▶ **Required work**
From the entries, copy every line that carries the string "Topology".

▶ **Supplied material**

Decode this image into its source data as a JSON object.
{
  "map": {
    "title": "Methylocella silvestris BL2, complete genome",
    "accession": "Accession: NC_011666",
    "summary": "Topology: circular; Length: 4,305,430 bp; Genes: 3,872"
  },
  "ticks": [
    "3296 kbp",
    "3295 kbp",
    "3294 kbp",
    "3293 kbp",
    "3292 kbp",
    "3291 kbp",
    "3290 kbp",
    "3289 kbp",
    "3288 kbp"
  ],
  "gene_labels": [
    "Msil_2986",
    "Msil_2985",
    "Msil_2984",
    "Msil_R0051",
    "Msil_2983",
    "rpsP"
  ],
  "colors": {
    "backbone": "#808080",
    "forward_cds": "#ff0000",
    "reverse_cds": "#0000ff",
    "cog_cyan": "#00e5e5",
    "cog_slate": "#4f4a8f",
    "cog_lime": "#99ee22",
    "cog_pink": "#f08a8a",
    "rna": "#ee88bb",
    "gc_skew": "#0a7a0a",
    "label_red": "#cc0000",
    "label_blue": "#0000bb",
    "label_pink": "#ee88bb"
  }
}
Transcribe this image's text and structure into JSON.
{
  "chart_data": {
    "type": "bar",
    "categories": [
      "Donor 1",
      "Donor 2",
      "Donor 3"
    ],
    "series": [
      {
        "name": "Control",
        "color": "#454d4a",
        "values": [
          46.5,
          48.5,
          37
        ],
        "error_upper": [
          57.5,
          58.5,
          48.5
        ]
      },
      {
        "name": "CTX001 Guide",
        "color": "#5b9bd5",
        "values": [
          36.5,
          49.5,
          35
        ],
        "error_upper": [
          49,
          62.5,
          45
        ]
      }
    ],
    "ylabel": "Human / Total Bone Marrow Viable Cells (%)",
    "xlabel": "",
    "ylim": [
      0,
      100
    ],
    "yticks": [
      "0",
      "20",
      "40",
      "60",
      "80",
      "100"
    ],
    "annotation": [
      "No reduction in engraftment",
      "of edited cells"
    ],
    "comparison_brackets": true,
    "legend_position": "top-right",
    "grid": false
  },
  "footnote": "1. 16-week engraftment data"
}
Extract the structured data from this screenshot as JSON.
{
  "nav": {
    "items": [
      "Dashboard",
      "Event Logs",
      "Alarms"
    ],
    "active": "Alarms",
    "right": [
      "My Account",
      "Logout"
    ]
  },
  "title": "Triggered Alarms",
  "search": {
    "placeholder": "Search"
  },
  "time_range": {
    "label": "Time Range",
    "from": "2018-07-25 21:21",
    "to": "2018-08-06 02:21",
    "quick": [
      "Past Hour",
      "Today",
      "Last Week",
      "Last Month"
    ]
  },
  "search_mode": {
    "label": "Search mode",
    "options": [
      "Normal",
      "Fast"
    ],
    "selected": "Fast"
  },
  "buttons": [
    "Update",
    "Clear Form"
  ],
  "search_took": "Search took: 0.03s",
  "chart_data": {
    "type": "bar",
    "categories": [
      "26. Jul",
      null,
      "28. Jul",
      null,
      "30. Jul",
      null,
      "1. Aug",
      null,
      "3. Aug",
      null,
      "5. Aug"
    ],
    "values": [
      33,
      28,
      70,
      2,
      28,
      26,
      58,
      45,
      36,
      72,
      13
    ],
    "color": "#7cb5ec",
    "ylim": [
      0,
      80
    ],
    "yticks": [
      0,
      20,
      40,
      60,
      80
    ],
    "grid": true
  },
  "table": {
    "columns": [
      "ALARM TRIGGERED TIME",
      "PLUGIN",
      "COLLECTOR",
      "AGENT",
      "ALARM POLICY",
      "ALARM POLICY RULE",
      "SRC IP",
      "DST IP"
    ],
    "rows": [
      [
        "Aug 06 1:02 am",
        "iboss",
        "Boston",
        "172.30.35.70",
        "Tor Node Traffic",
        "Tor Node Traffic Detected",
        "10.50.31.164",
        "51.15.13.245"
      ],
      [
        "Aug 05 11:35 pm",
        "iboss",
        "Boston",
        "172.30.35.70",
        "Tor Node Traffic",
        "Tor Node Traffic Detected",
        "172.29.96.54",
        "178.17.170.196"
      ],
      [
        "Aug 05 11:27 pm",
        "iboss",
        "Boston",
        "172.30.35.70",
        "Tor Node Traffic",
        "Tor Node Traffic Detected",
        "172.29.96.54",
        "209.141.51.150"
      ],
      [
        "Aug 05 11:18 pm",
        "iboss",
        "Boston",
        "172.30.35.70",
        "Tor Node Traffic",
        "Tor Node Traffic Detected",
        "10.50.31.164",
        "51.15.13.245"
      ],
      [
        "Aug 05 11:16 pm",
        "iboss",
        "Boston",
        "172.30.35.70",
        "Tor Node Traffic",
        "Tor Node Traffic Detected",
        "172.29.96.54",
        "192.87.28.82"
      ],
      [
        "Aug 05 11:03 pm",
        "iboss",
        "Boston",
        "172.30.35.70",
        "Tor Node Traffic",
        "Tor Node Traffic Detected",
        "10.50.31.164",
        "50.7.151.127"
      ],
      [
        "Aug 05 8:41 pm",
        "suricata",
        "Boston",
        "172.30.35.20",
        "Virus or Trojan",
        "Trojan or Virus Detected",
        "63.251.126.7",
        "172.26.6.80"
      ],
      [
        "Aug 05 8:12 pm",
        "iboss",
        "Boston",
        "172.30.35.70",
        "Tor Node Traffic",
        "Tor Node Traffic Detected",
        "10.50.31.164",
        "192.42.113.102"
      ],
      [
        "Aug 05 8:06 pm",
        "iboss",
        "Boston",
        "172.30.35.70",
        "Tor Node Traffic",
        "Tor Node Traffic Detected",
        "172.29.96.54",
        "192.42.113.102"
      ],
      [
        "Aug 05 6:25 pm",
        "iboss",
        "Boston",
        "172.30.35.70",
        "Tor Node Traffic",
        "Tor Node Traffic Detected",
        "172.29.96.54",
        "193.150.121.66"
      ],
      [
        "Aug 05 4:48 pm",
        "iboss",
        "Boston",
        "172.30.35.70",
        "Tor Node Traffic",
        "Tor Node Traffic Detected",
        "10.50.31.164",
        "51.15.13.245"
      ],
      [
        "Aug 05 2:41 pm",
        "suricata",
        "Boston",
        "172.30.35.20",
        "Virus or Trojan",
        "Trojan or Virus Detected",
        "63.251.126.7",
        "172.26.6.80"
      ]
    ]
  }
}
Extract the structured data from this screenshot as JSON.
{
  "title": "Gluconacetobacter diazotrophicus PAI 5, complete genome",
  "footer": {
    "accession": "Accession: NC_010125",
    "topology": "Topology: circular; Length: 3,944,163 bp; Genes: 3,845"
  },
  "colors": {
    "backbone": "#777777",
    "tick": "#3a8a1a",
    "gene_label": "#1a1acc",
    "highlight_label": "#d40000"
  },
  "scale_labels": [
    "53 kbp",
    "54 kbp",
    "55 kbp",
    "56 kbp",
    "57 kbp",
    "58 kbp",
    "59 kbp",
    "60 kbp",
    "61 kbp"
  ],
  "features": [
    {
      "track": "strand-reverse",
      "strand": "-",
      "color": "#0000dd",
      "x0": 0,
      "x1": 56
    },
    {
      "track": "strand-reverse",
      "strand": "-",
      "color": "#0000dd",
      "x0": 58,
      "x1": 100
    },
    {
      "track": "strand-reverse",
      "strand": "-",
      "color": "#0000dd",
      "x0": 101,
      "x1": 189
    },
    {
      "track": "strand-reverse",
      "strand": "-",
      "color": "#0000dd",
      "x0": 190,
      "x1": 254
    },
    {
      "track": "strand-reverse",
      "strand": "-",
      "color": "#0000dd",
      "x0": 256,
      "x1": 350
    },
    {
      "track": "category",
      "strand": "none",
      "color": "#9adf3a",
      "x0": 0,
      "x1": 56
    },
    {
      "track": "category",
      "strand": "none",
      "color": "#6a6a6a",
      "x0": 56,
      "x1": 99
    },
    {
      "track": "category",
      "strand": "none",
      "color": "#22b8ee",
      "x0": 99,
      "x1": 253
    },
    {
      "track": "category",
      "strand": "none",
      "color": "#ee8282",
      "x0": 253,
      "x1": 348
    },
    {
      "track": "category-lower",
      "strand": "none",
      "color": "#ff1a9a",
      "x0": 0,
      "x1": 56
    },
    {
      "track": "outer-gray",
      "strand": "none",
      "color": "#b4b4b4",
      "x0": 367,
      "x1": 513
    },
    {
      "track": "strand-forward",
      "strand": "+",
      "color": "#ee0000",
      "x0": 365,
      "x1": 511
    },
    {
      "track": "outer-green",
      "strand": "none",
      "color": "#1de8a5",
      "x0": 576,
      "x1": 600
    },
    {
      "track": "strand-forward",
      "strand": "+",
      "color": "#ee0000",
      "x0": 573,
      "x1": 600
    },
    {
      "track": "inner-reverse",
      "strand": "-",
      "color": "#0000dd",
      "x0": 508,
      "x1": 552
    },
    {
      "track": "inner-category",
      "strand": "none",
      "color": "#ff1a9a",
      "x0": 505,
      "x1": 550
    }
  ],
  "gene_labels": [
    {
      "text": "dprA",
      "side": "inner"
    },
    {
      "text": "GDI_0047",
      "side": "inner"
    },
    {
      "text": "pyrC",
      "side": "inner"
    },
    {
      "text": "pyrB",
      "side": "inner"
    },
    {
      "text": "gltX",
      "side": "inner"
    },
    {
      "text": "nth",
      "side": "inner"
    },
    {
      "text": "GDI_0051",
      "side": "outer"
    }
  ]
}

▶ **Reply**
    "summary": "Topology: circular; Length: 4,305,430 bp; Genes: 3,872"
    "topology": "Topology: circular; Length: 3,944,163 bp; Genes: 3,845"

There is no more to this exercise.